• _Extract to read_:
[Start of section]
Some barbiturates enhance the effect of muscimol on dopamine turnover in the rat retina

Light stimulates dopamine (DA) turnover in the dark-adapted rat retina. This effect is suppressed by the γ-aminobutyric acid (GABA) agonist, muscimol. A low dosage of muscimol (6.6 μmol/kg i.v. cumulative) exerts no change in DA turnover while higher dosages (13.2 and 26.4 μmol/kg) reduce this response in a dose-dependent fashion. Since barbiturates appear to potentiate GABA function, we tested the effect of several barbiturates on the muscimol-mediated reduction of the light-evoked activation of DA turnover. The decline in retinal DA content after α-methyl-p-tyrosine was used as an indication of turnover. Neither pentorbarbital (160 μmol/kg i.v.) nor the low dosage of muscimol alone significantly altered the light-evoked increase in retinal DA turnover. However, the combination of pentobarbital and muscimol significantly reduced the light-mediated increase in DA turnover to a level below that normally observed in dark-maintained animals. In a previous study, a comparable effect was produced by a 4-fold greater dosage of muscimol alone. The GABA antagonist, picrotoxinin reversed the combined action of these drugs suggesting their inhibitory effect is mediated via a GABA receptor. Phenobarbital (300 or 590 μmol/kg i.v.) also augmented the muscimol-mediated suppression of DA turnover but had no effect alone. Barbital alone at an anesthetic dosage reduced the light-evoked activation of DA turnover without significantly potentiating muscimol. This convulsant barbiturate, 5-(2-cyclohexylidene-ethyl)-5-ethyl barbiturate produced no change in retinal DA turnover either in the presence or absence of muscimol. These results provide evidence for a GABA potentiating component to the anesthetic and anticonvulsant mechanism of barbiturate action and the first neurochemical demonstration of barbiturate-mediated potentiation of a GABA agonist.
[End of section]
• _Supplied data_:
[Start of section]
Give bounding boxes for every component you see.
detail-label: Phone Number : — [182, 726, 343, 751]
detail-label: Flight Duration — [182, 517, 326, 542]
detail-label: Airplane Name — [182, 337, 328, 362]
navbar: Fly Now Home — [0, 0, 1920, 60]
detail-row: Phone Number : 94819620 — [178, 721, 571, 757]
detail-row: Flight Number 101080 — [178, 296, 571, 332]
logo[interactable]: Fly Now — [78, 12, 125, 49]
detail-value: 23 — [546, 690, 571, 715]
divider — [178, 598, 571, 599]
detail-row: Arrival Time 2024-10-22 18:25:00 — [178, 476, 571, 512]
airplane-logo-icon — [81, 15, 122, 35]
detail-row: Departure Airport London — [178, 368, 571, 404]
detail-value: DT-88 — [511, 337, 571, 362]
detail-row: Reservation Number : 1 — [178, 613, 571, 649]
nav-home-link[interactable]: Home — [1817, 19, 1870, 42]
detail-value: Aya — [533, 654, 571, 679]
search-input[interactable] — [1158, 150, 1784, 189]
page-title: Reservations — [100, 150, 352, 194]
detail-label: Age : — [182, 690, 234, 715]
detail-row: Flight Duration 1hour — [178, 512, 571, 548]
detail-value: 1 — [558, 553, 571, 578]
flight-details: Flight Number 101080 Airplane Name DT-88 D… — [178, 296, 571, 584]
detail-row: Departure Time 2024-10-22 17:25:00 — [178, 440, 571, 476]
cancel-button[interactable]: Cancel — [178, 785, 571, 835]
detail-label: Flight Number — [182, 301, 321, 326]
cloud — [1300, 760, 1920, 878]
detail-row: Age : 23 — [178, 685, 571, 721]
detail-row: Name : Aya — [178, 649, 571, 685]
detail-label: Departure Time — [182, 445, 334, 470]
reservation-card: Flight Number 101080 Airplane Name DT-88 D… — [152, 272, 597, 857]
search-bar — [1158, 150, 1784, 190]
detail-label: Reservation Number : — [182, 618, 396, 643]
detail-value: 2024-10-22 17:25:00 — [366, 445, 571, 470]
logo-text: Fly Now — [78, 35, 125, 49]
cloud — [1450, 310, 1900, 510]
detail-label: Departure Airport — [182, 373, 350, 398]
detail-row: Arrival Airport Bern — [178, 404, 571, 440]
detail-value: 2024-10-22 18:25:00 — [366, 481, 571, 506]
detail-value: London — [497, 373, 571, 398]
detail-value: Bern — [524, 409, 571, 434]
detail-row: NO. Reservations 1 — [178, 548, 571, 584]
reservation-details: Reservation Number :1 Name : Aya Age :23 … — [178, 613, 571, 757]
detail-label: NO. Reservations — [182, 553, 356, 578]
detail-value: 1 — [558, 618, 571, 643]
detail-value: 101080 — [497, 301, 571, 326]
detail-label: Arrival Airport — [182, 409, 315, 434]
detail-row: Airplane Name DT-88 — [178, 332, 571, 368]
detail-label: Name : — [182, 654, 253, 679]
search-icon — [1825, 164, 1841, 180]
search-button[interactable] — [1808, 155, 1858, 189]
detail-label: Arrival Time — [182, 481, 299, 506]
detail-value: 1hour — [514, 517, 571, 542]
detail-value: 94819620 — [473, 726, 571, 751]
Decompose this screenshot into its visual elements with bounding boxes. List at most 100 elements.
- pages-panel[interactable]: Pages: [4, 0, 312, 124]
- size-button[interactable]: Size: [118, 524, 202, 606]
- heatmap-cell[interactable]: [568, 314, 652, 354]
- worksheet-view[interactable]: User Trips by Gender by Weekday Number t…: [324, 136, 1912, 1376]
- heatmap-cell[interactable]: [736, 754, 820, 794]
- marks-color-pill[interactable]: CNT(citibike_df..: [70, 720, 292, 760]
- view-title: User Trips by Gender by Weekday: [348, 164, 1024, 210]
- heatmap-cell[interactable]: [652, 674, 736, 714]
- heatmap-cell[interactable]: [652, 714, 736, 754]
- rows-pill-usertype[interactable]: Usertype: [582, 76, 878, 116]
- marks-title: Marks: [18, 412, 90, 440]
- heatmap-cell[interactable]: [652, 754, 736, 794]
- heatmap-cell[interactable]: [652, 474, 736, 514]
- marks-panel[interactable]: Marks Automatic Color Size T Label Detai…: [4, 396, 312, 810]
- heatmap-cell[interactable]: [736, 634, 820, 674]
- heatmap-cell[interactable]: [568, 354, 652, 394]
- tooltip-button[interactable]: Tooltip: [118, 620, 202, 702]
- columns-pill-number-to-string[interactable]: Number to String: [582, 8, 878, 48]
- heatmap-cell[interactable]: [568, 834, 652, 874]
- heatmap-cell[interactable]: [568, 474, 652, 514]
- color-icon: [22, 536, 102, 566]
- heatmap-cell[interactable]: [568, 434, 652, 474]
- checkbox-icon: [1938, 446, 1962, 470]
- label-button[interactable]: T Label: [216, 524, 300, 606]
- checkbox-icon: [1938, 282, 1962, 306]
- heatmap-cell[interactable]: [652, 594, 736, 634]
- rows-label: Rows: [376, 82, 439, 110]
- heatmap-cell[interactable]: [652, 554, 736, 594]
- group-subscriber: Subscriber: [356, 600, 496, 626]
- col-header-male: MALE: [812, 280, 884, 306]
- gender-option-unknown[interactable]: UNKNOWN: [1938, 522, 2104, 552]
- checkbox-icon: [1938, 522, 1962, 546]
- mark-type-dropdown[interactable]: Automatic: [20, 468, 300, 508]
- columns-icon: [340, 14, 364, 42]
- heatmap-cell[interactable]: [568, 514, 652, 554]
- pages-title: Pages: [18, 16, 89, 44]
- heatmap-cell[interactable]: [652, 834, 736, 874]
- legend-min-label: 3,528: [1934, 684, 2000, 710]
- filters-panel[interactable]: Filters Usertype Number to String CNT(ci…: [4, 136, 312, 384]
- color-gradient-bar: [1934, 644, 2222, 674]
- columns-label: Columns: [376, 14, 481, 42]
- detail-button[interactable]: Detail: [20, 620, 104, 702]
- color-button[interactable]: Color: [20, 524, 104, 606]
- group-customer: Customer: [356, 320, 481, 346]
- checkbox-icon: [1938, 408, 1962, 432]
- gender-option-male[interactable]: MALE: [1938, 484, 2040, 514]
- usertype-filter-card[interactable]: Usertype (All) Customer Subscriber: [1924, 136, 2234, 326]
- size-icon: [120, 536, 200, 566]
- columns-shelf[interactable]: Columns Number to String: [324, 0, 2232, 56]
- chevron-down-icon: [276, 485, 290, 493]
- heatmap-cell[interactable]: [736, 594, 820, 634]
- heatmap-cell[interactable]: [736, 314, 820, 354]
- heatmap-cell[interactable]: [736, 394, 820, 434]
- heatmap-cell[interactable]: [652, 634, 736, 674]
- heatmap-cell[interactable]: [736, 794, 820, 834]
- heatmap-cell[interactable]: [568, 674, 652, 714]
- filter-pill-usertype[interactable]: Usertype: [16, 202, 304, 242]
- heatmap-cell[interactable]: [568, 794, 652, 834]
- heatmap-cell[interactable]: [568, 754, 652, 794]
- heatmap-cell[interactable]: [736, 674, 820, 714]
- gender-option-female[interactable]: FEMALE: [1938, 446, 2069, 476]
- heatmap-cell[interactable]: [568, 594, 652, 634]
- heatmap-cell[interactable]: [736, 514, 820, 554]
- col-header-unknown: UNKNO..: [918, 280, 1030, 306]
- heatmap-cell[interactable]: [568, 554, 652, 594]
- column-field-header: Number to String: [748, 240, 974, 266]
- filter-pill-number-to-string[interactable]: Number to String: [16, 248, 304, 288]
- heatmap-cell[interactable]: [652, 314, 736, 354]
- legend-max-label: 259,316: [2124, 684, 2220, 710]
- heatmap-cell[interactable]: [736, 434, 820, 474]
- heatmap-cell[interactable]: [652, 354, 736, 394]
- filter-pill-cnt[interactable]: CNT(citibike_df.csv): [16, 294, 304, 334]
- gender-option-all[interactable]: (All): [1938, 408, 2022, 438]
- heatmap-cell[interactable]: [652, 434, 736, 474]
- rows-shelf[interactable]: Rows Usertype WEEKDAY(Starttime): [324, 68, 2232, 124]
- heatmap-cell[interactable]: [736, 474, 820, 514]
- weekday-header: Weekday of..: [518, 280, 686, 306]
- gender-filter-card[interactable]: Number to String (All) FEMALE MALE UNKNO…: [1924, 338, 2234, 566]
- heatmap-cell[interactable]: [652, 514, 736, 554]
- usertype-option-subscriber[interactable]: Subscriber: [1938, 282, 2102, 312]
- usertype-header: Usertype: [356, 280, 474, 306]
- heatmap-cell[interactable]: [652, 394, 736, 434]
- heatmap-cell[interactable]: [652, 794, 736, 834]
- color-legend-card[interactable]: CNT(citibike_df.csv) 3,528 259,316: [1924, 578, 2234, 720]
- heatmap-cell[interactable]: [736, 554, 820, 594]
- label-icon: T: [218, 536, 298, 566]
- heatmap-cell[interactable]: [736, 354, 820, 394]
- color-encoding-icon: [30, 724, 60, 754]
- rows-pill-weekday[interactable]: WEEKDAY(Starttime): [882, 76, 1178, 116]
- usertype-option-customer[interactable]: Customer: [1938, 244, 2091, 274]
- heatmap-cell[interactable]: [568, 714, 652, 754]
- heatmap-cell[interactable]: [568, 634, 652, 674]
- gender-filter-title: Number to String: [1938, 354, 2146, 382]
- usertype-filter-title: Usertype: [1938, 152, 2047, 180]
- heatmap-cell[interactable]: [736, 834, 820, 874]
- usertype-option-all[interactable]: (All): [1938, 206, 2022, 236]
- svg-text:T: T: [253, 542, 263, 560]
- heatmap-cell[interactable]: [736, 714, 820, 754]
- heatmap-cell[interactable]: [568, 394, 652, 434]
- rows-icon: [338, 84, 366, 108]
[End of section]
• _Using the information_:
(1) From the abstract on barbiturates and dopamine turnover, list every dosage given as a number in μmol/kg.
(2) Does the abstract on barbiturates and dopamine turnover agree with each statement? (a) Phenobarbital given alone suppressed dopamine turnover. (b) Picrotoxinin reversed the joint effect of the pentobarbital and muscimol combination. (c) The convulsant barbiturate changed retinal dopamine turnover when given with muscimol.

• _Answer section_:
(1) 6.6 μmol/kg, 13.2 μmol/kg, 26.4 μmol/kg, 160 μmol/kg, 300 μmol/kg, 590 μmol/kg

(2)
(a) No: "but had no effect alone"
(b) Yes: "The GABA antagonist, picrotoxinin reversed the combined action of these drugs"
(c) No: "produced no change in retinal DA turnover either in the presence or absence of muscimol"